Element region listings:
•••

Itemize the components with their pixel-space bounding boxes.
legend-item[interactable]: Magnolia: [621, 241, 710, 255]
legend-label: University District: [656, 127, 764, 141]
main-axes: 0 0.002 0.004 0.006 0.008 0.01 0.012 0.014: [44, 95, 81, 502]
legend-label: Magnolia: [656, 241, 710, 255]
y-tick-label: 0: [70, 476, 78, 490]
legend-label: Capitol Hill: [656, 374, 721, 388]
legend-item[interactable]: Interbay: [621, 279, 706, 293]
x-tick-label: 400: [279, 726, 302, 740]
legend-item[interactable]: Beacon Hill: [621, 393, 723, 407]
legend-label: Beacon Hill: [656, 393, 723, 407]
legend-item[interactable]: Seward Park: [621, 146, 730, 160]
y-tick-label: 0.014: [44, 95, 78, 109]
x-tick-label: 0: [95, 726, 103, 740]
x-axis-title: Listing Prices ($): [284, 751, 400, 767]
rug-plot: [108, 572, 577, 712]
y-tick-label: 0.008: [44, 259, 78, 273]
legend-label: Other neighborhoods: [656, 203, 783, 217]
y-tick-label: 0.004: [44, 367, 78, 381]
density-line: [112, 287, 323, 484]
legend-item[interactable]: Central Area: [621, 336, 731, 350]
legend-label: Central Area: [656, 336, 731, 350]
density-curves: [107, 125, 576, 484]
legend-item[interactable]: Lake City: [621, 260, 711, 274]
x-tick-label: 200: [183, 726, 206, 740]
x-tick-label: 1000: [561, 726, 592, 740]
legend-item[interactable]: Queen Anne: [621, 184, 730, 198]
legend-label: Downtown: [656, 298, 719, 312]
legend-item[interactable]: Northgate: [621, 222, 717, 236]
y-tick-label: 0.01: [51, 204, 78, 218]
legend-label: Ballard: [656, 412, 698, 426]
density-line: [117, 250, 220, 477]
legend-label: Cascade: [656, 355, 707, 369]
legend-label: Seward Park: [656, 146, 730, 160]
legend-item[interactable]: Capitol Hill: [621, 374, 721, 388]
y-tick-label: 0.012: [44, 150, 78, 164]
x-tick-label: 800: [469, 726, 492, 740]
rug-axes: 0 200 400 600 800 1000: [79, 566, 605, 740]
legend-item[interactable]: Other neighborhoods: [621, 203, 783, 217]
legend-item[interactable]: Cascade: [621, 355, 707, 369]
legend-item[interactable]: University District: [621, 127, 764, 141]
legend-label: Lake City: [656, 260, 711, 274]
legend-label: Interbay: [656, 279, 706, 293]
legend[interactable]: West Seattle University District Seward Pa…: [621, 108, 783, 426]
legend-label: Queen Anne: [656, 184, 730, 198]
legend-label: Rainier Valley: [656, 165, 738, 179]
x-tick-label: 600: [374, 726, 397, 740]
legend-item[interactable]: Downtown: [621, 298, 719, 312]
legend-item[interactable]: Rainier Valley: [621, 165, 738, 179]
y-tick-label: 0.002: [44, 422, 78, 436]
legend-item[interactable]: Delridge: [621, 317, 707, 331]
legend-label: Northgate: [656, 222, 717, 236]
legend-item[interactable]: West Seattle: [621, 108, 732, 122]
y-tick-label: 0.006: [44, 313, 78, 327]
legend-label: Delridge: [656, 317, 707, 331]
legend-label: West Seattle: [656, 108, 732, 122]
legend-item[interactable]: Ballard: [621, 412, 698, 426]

•••

Find every line in the records that contains the word "neighborhoods", and copy each one out in full.

ANSWER TO THE EXERCISE:
legend-label: Other neighborhoods: [656, 203, 783, 217]
legend-item[interactable]: Other neighborhoods: [621, 203, 783, 217]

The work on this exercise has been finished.